**INSTRUCTIONS FOR THE TASK:**
Copy every line of the listing exactly.

*** INPUT DATA ***

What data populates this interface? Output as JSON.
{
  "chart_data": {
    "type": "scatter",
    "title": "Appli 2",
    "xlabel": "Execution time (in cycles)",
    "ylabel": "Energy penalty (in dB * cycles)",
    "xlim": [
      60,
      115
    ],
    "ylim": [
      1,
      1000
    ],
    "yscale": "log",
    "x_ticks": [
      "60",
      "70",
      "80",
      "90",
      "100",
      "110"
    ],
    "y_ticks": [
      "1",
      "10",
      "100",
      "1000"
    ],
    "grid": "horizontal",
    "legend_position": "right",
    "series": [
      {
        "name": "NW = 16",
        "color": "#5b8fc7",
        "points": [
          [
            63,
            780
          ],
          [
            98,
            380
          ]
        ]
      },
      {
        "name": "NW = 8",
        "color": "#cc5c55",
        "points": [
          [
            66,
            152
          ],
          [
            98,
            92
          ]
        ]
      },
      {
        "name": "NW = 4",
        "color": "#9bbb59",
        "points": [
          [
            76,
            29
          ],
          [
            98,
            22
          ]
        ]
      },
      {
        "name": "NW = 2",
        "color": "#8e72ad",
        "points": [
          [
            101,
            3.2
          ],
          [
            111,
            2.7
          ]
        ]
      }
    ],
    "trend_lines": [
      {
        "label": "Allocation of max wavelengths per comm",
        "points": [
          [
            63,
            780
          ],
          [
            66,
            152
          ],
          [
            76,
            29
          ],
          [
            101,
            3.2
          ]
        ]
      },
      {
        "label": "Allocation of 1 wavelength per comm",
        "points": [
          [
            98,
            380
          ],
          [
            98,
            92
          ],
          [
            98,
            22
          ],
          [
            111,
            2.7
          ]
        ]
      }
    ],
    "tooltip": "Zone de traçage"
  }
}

***

**EXERCISE ANSWER:**
What data populates this interface? Output as JSON.
{
  "chart_data": {
    "type": "scatter",
    "title": "Appli 2",
    "xlabel": "Execution time (in cycles)",
    "ylabel": "Energy penalty (in dB * cycles)",
    "xlim": [
      60,
      115
    ],
    "ylim": [
      1,
      1000
    ],
    "yscale": "log",
    "x_ticks": [
      "60",
      "70",
      "80",
      "90",
      "100",
      "110"
    ],
    "y_ticks": [
      "1",
      "10",
      "100",
      "1000"
    ],
    "grid": "horizontal",
    "legend_position": "right",
    "series": [
      {
        "name": "NW = 16",
        "color": "#5b8fc7",
        "points": [
          [
            63,
            780
          ],
          [
            98,
            380
          ]
        ]
      },
      {
        "name": "NW = 8",
        "color": "#cc5c55",
        "points": [
          [
            66,
            152
          ],
          [
            98,
            92
          ]
        ]
      },
      {
        "name": "NW = 4",
        "color": "#9bbb59",
        "points": [
          [
            76,
            29
          ],
          [
            98,
            22
          ]
        ]
      },
      {
        "name": "NW = 2",
        "color": "#8e72ad",
        "points": [
          [
            101,
            3.2
          ],
          [
            111,
            2.7
          ]
        ]
      }
    ],
    "trend_lines": [
      {
        "label": "Allocation of max wavelengths per comm",
        "points": [
          [
            63,
            780
          ],
          [
            66,
            152
          ],
          [
            76,
            29
          ],
          [
            101,
            3.2
          ]
        ]
      },
      {
        "label": "Allocation of 1 wavelength per comm",
        "points": [
          [
            98,
            380
          ],
          [
            98,
            92
          ],
          [
            98,
            22
          ],
          [
            111,
            2.7
          ]
        ]
      }
    ],
    "tooltip": "Zone de traçage"
  }
}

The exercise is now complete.